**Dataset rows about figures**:

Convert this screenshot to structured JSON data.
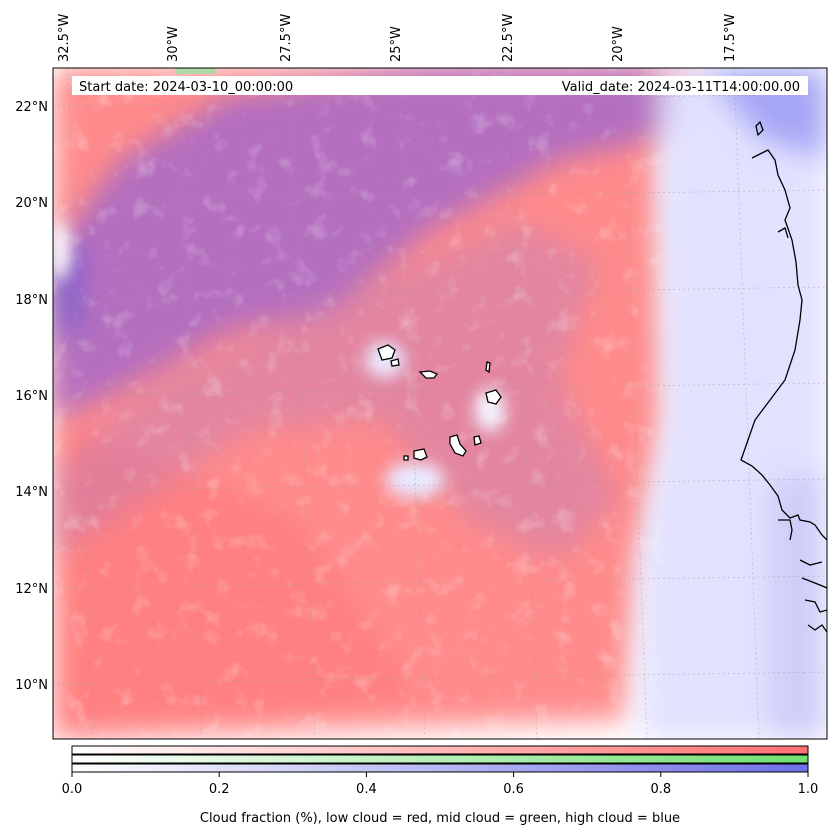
{
  "map": {
    "title_left": "Start date: 2024-03-10_00:00:00",
    "title_right": "Valid_date: 2024-03-11T14:00:00.00",
    "lon_labels": [
      "32.5°W",
      "30°W",
      "27.5°W",
      "25°W",
      "22.5°W",
      "20°W",
      "17.5°W"
    ],
    "lat_labels": [
      "22°N",
      "20°N",
      "18°N",
      "16°N",
      "14°N",
      "12°N",
      "10°N"
    ],
    "lon_range": [
      -33,
      -16
    ],
    "lat_range": [
      8.9,
      22.8
    ],
    "colors": {
      "low_cloud": "#ff7f7f",
      "mid_cloud": "#7fe07f",
      "high_cloud": "#8080f0",
      "background": "#ffffff"
    }
  },
  "colorbar": {
    "tick_labels": [
      "0.0",
      "0.2",
      "0.4",
      "0.6",
      "0.8",
      "1.0"
    ],
    "range": [
      0,
      1
    ],
    "label": "Cloud fraction (%), low cloud = red, mid cloud = green, high cloud = blue"
  }
}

**WHAT IS EXPECTED**:
Copy the listing in full and without alteration, omitting every picture.

**FULL ANSWER**:
Convert this screenshot to structured JSON data.
{
  "map": {
    "title_left": "Start date: 2024-03-10_00:00:00",
    "title_right": "Valid_date: 2024-03-11T14:00:00.00",
    "lon_labels": [
      "32.5°W",
      "30°W",
      "27.5°W",
      "25°W",
      "22.5°W",
      "20°W",
      "17.5°W"
    ],
    "lat_labels": [
      "22°N",
      "20°N",
      "18°N",
      "16°N",
      "14°N",
      "12°N",
      "10°N"
    ],
    "lon_range": [
      -33,
      -16
    ],
    "lat_range": [
      8.9,
      22.8
    ],
    "colors": {
      "low_cloud": "#ff7f7f",
      "mid_cloud": "#7fe07f",
      "high_cloud": "#8080f0",
      "background": "#ffffff"
    }
  },
  "colorbar": {
    "tick_labels": [
      "0.0",
      "0.2",
      "0.4",
      "0.6",
      "0.8",
      "1.0"
    ],
    "range": [
      0,
      1
    ],
    "label": "Cloud fraction (%), low cloud = red, mid cloud = green, high cloud = blue"
  }
}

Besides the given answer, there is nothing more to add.